▸ **WRITTEN INSTRUCTION**
Write out the material again word for word, dropping any images it holds.

▸ **Saved entries**
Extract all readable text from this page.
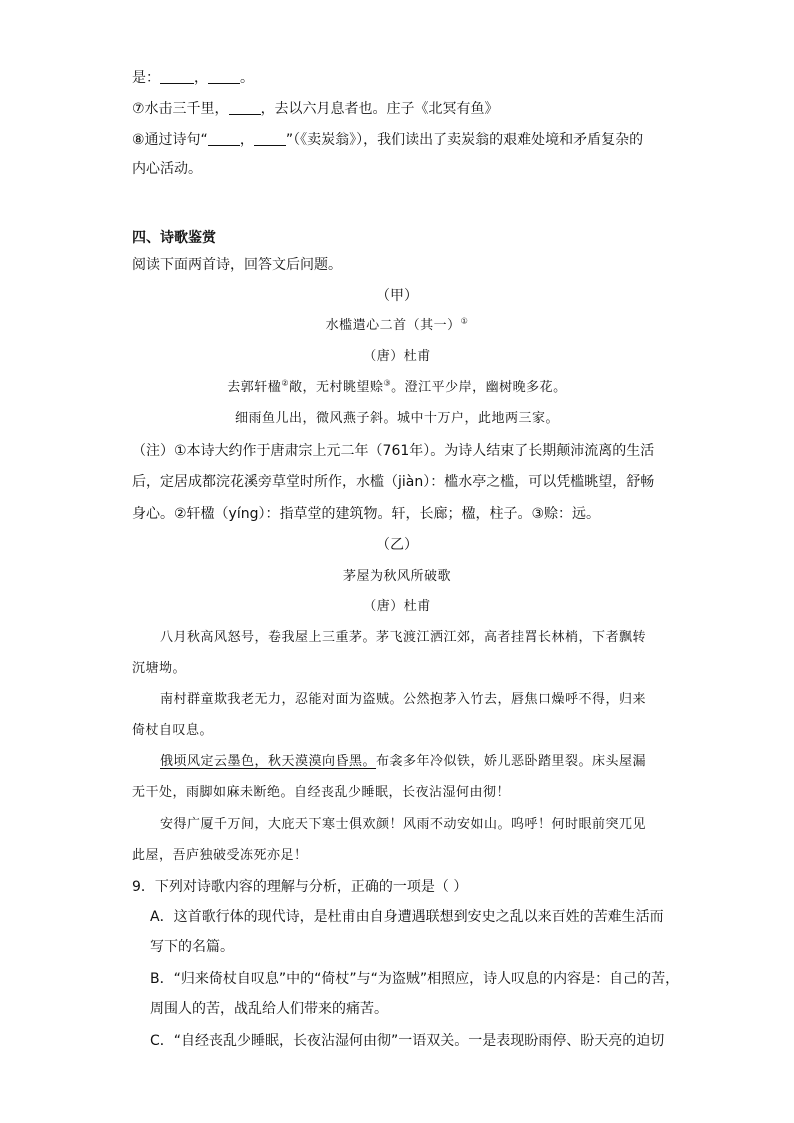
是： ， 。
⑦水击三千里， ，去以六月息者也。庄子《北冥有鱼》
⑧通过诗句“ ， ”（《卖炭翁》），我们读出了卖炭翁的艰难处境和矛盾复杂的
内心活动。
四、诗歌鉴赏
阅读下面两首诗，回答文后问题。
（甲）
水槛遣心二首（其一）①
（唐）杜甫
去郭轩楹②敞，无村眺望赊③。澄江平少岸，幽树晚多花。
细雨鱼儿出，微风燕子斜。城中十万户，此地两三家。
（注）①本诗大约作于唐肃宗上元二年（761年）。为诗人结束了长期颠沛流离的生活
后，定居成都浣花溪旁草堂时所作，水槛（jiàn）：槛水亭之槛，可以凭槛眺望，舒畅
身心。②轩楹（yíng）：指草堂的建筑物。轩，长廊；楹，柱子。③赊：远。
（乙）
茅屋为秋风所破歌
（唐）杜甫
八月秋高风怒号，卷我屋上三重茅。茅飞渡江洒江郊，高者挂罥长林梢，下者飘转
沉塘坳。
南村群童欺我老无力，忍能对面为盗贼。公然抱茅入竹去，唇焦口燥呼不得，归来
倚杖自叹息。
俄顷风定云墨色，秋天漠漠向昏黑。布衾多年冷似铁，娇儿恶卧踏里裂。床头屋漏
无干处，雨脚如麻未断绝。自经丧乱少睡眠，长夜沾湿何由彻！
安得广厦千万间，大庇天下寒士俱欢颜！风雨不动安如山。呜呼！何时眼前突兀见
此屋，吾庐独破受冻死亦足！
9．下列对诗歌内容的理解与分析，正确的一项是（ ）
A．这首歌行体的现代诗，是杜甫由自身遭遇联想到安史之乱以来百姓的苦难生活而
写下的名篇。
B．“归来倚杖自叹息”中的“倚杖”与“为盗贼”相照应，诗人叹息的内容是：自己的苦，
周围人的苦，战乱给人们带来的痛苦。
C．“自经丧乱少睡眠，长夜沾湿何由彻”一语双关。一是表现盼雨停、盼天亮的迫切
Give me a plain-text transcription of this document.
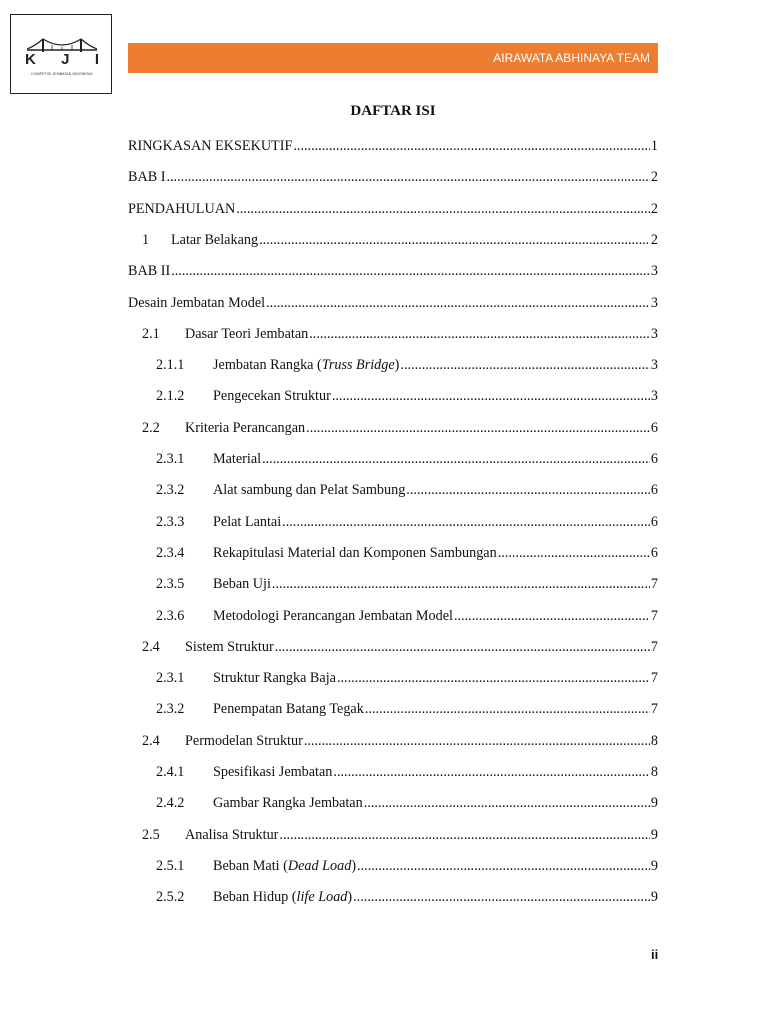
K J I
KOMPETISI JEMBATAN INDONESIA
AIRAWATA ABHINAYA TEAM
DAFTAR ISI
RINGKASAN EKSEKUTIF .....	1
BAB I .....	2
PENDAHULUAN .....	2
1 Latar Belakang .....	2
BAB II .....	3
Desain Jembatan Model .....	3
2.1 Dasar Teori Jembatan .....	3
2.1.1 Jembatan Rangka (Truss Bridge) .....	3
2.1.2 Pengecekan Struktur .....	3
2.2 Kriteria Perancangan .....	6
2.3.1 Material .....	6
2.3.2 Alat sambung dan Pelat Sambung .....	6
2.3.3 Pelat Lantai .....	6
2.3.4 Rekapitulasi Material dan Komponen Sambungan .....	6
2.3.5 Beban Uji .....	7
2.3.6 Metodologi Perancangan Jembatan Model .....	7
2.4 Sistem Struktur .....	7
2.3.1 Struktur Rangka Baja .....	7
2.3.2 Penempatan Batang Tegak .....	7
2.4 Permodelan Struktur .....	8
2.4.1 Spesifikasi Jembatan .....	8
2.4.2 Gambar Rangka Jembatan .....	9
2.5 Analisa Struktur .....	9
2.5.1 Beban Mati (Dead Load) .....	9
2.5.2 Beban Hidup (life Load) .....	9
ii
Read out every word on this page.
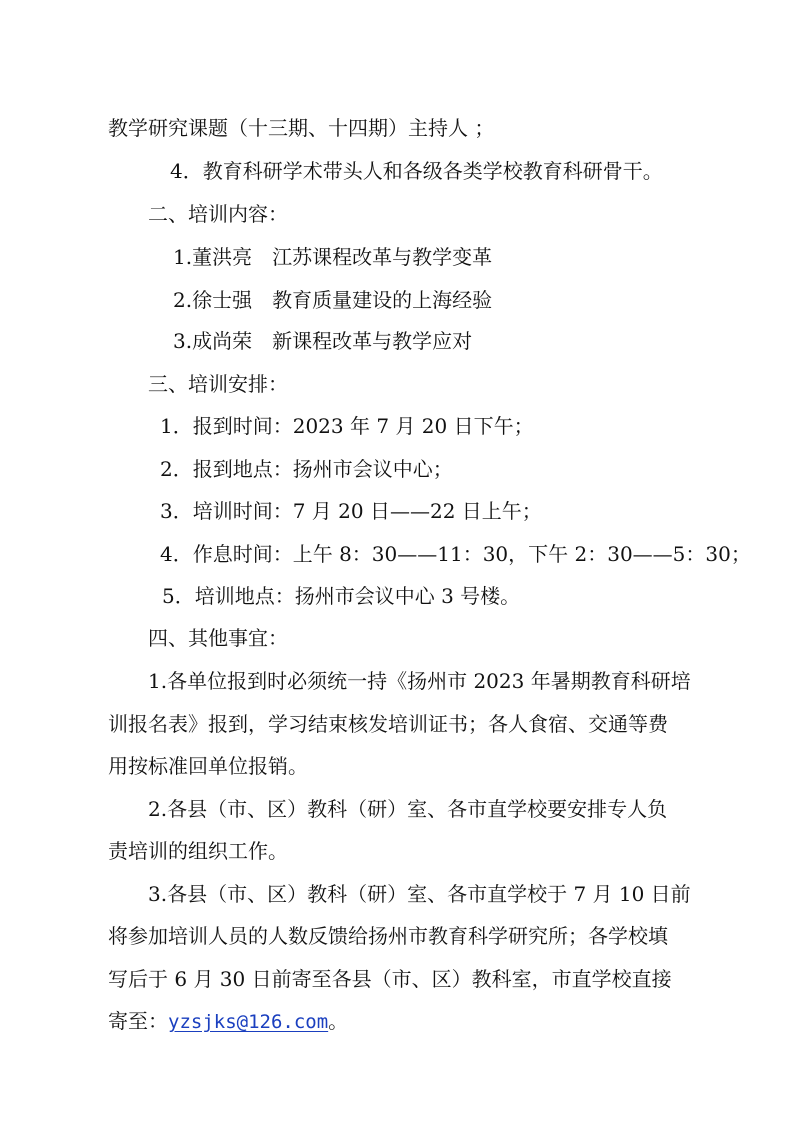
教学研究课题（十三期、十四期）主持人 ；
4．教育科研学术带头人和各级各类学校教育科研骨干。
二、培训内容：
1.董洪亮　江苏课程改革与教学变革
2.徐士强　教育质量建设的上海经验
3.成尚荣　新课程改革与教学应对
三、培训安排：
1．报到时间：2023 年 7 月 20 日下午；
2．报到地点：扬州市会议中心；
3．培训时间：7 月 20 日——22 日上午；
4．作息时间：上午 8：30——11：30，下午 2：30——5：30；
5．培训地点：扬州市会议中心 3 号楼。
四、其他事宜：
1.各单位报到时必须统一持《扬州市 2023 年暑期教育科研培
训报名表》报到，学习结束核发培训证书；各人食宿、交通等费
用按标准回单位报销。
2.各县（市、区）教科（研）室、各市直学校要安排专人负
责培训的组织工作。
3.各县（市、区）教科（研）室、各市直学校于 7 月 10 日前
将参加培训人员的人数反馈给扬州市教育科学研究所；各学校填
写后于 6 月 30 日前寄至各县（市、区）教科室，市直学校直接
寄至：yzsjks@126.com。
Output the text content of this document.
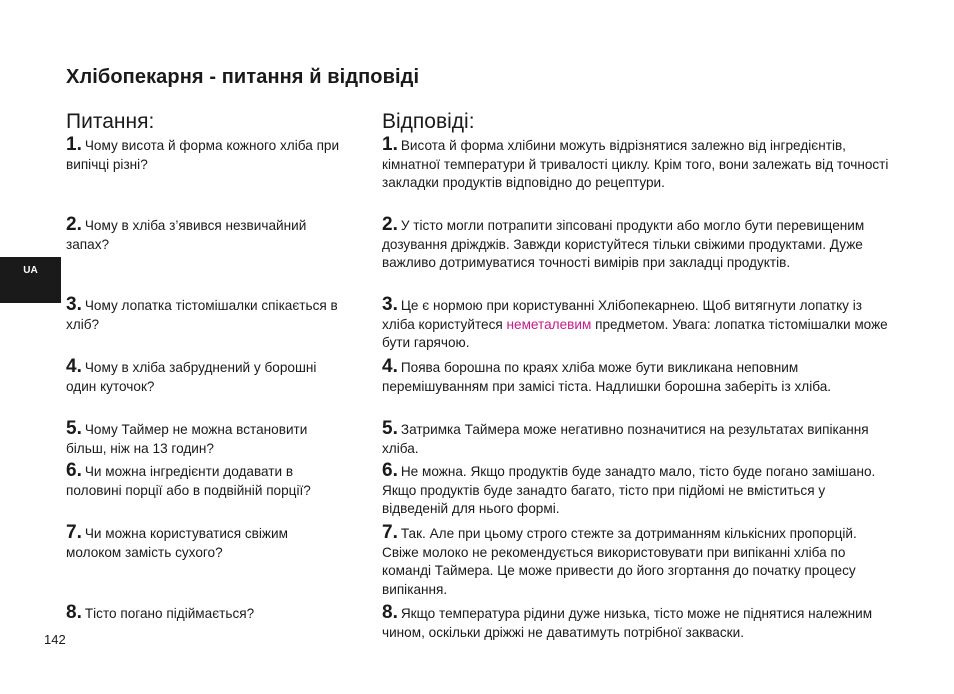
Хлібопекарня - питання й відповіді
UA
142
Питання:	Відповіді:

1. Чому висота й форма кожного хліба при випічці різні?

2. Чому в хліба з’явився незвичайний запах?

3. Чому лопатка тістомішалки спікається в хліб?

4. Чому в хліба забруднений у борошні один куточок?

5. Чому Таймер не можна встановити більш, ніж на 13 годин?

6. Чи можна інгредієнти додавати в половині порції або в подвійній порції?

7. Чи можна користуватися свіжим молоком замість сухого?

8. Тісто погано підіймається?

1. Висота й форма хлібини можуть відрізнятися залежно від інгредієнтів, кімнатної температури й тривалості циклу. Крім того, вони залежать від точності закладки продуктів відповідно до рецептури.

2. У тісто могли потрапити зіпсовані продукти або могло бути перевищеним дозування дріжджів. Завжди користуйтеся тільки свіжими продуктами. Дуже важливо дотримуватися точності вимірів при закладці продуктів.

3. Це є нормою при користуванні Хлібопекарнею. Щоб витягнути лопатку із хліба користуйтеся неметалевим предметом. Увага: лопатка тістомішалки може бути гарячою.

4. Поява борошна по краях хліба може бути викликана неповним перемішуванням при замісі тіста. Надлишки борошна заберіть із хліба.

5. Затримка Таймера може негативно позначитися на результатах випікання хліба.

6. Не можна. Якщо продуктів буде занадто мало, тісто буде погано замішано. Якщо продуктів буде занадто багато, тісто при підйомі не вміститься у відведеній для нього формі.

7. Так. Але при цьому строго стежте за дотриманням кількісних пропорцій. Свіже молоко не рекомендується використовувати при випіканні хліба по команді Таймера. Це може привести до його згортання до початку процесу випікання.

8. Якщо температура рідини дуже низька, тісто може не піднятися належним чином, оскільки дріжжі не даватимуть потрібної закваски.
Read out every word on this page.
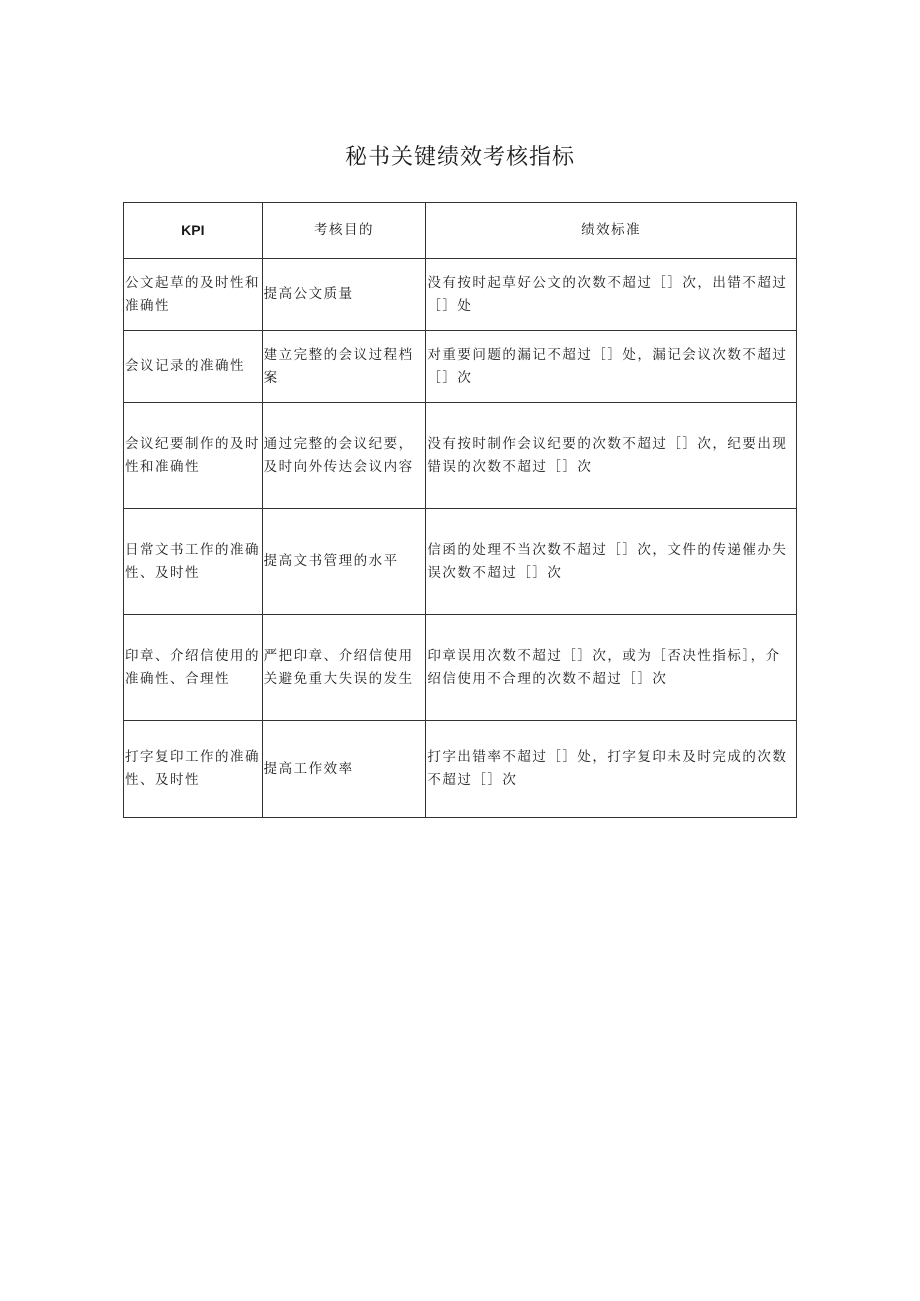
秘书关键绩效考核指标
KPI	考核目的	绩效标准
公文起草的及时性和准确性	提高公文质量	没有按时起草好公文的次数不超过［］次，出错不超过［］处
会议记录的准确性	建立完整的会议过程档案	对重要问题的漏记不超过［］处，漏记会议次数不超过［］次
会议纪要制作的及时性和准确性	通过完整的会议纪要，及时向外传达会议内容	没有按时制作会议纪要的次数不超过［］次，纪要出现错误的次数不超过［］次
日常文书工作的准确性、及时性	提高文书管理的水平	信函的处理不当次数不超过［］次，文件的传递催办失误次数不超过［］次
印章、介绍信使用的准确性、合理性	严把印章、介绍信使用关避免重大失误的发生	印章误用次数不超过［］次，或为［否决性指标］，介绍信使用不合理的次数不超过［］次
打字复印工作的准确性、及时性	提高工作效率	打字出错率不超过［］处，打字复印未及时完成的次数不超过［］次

▸ **FINISHED EXERCISE**
Extract all readable text from this page.
是： ， 。
⑦水击三千里， ，去以六月息者也。庄子《北冥有鱼》
⑧通过诗句“ ， ”（《卖炭翁》），我们读出了卖炭翁的艰难处境和矛盾复杂的
内心活动。
四、诗歌鉴赏
阅读下面两首诗，回答文后问题。
（甲）
水槛遣心二首（其一）①
（唐）杜甫
去郭轩楹②敞，无村眺望赊③。澄江平少岸，幽树晚多花。
细雨鱼儿出，微风燕子斜。城中十万户，此地两三家。
（注）①本诗大约作于唐肃宗上元二年（761年）。为诗人结束了长期颠沛流离的生活
后，定居成都浣花溪旁草堂时所作，水槛（jiàn）：槛水亭之槛，可以凭槛眺望，舒畅
身心。②轩楹（yíng）：指草堂的建筑物。轩，长廊；楹，柱子。③赊：远。
（乙）
茅屋为秋风所破歌
（唐）杜甫
八月秋高风怒号，卷我屋上三重茅。茅飞渡江洒江郊，高者挂罥长林梢，下者飘转
沉塘坳。
南村群童欺我老无力，忍能对面为盗贼。公然抱茅入竹去，唇焦口燥呼不得，归来
倚杖自叹息。
俄顷风定云墨色，秋天漠漠向昏黑。布衾多年冷似铁，娇儿恶卧踏里裂。床头屋漏
无干处，雨脚如麻未断绝。自经丧乱少睡眠，长夜沾湿何由彻！
安得广厦千万间，大庇天下寒士俱欢颜！风雨不动安如山。呜呼！何时眼前突兀见
此屋，吾庐独破受冻死亦足！
9．下列对诗歌内容的理解与分析，正确的一项是（ ）
A．这首歌行体的现代诗，是杜甫由自身遭遇联想到安史之乱以来百姓的苦难生活而
写下的名篇。
B．“归来倚杖自叹息”中的“倚杖”与“为盗贼”相照应，诗人叹息的内容是：自己的苦，
周围人的苦，战乱给人们带来的痛苦。
C．“自经丧乱少睡眠，长夜沾湿何由彻”一语双关。一是表现盼雨停、盼天亮的迫切
Give me a plain-text transcription of this document.
K J I
KOMPETISI JEMBATAN INDONESIA
AIRAWATA ABHINAYA TEAM
DAFTAR ISI
RINGKASAN EKSEKUTIF .....	1
BAB I .....	2
PENDAHULUAN .....	2
1 Latar Belakang .....	2
BAB II .....	3
Desain Jembatan Model .....	3
2.1 Dasar Teori Jembatan .....	3
2.1.1 Jembatan Rangka (Truss Bridge) .....	3
2.1.2 Pengecekan Struktur .....	3
2.2 Kriteria Perancangan .....	6
2.3.1 Material .....	6
2.3.2 Alat sambung dan Pelat Sambung .....	6
2.3.3 Pelat Lantai .....	6
2.3.4 Rekapitulasi Material dan Komponen Sambungan .....	6
2.3.5 Beban Uji .....	7
2.3.6 Metodologi Perancangan Jembatan Model .....	7
2.4 Sistem Struktur .....	7
2.3.1 Struktur Rangka Baja .....	7
2.3.2 Penempatan Batang Tegak .....	7
2.4 Permodelan Struktur .....	8
2.4.1 Spesifikasi Jembatan .....	8
2.4.2 Gambar Rangka Jembatan .....	9
2.5 Analisa Struktur .....	9
2.5.1 Beban Mati (Dead Load) .....	9
2.5.2 Beban Hidup (life Load) .....	9
ii
Read out every word on this page.
教学研究课题（十三期、十四期）主持人 ；
4．教育科研学术带头人和各级各类学校教育科研骨干。
二、培训内容：
1.董洪亮　江苏课程改革与教学变革
2.徐士强　教育质量建设的上海经验
3.成尚荣　新课程改革与教学应对
三、培训安排：
1．报到时间：2023 年 7 月 20 日下午；
2．报到地点：扬州市会议中心；
3．培训时间：7 月 20 日——22 日上午；
4．作息时间：上午 8：30——11：30，下午 2：30——5：30；
5．培训地点：扬州市会议中心 3 号楼。
四、其他事宜：
1.各单位报到时必须统一持《扬州市 2023 年暑期教育科研培
训报名表》报到，学习结束核发培训证书；各人食宿、交通等费
用按标准回单位报销。
2.各县（市、区）教科（研）室、各市直学校要安排专人负
责培训的组织工作。
3.各县（市、区）教科（研）室、各市直学校于 7 月 10 日前
将参加培训人员的人数反馈给扬州市教育科学研究所；各学校填
写后于 6 月 30 日前寄至各县（市、区）教科室，市直学校直接
寄至：yzsjks@126.com。
Output the text content of this document.
Хлібопекарня - питання й відповіді
UA
142
Питання:	Відповіді:

1. Чому висота й форма кожного хліба при випічці різні?

2. Чому в хліба з’явився незвичайний запах?

3. Чому лопатка тістомішалки спікається в хліб?

4. Чому в хліба забруднений у борошні один куточок?

5. Чому Таймер не можна встановити більш, ніж на 13 годин?

6. Чи можна інгредієнти додавати в половині порції або в подвійній порції?

7. Чи можна користуватися свіжим молоком замість сухого?

8. Тісто погано підіймається?

1. Висота й форма хлібини можуть відрізнятися залежно від інгредієнтів, кімнатної температури й тривалості циклу. Крім того, вони залежать від точності закладки продуктів відповідно до рецептури.

2. У тісто могли потрапити зіпсовані продукти або могло бути перевищеним дозування дріжджів. Завжди користуйтеся тільки свіжими продуктами. Дуже важливо дотримуватися точності вимірів при закладці продуктів.

3. Це є нормою при користуванні Хлібопекарнею. Щоб витягнути лопатку із хліба користуйтеся неметалевим предметом. Увага: лопатка тістомішалки може бути гарячою.

4. Поява борошна по краях хліба може бути викликана неповним перемішуванням при замісі тіста. Надлишки борошна заберіть із хліба.

5. Затримка Таймера може негативно позначитися на результатах випікання хліба.

6. Не можна. Якщо продуктів буде занадто мало, тісто буде погано замішано. Якщо продуктів буде занадто багато, тісто при підйомі не вміститься у відведеній для нього формі.

7. Так. Але при цьому строго стежте за дотриманням кількісних пропорцій. Свіже молоко не рекомендується використовувати при випіканні хліба по команді Таймера. Це може привести до його згортання до початку процесу випікання.

8. Якщо температура рідини дуже низька, тісто може не піднятися належним чином, оскільки дріжжі не даватимуть потрібної закваски.
Read out every word on this page.
秘书关键绩效考核指标
KPI	考核目的	绩效标准
公文起草的及时性和准确性	提高公文质量	没有按时起草好公文的次数不超过［］次，出错不超过［］处
会议记录的准确性	建立完整的会议过程档案	对重要问题的漏记不超过［］处，漏记会议次数不超过［］次
会议纪要制作的及时性和准确性	通过完整的会议纪要，及时向外传达会议内容	没有按时制作会议纪要的次数不超过［］次，纪要出现错误的次数不超过［］次
日常文书工作的准确性、及时性	提高文书管理的水平	信函的处理不当次数不超过［］次，文件的传递催办失误次数不超过［］次
印章、介绍信使用的准确性、合理性	严把印章、介绍信使用关避免重大失误的发生	印章误用次数不超过［］次，或为［否决性指标］，介绍信使用不合理的次数不超过［］次
打字复印工作的准确性、及时性	提高工作效率	打字出错率不超过［］处，打字复印未及时完成的次数不超过［］次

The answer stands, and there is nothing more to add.